EXERCISE DETAILS. Locate all lines with the word "color". Copy them.

[start EXTRACTED RECORDS]

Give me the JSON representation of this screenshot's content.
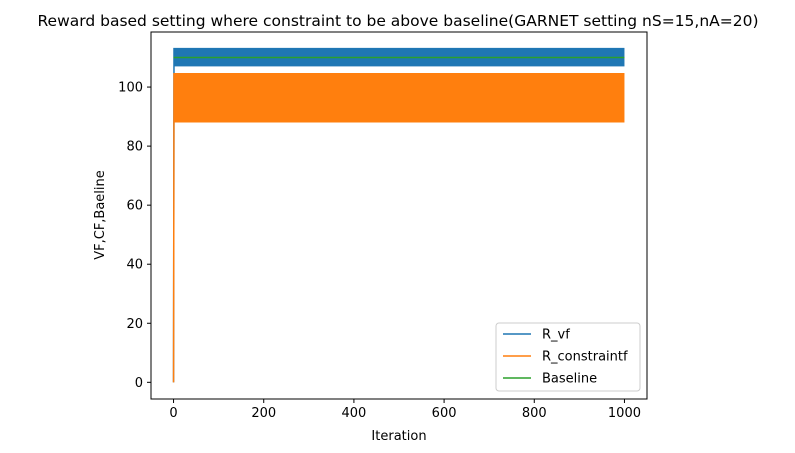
{
  "chart_data": {
    "type": "line",
    "title": "Reward based setting where constraint to be above baseline(GARNET setting nS=15,nA=20)",
    "xlabel": "Iteration",
    "ylabel": "VF,CF,Baeline",
    "xlim": [
      -50,
      1050
    ],
    "ylim": [
      -5.65,
      118.65
    ],
    "xticks": [
      0,
      200,
      400,
      600,
      800,
      1000
    ],
    "xtick_labels": [
      "0",
      "200",
      "400",
      "600",
      "800",
      "1000"
    ],
    "yticks": [
      0,
      20,
      40,
      60,
      80,
      100
    ],
    "ytick_labels": [
      "0",
      "20",
      "40",
      "60",
      "80",
      "100"
    ],
    "grid": false,
    "legend_position": "lower-right",
    "series": [
      {
        "name": "R_vf",
        "color": "#1f77b4",
        "style": "oscillating band",
        "x": [
          0,
          1,
          1000
        ],
        "values": [
          0,
          113,
          113
        ],
        "band_low": 107,
        "band_high": 113,
        "band_x": [
          1,
          1000
        ]
      },
      {
        "name": "R_constraintf",
        "color": "#ff7f0e",
        "style": "oscillating band",
        "x": [
          0,
          1,
          1000
        ],
        "values": [
          0,
          104.5,
          104.5
        ],
        "band_low": 88,
        "band_high": 104.5,
        "band_x": [
          1,
          1000
        ]
      },
      {
        "name": "Baseline",
        "color": "#2ca02c",
        "style": "line",
        "x": [
          0,
          1000
        ],
        "values": [
          110,
          110
        ]
      }
    ]
  }
}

[end EXTRACTED RECORDS]

THE SOLUTION.
        "color": "#1f77b4",
        "color": "#ff7f0e",
        "color": "#2ca02c",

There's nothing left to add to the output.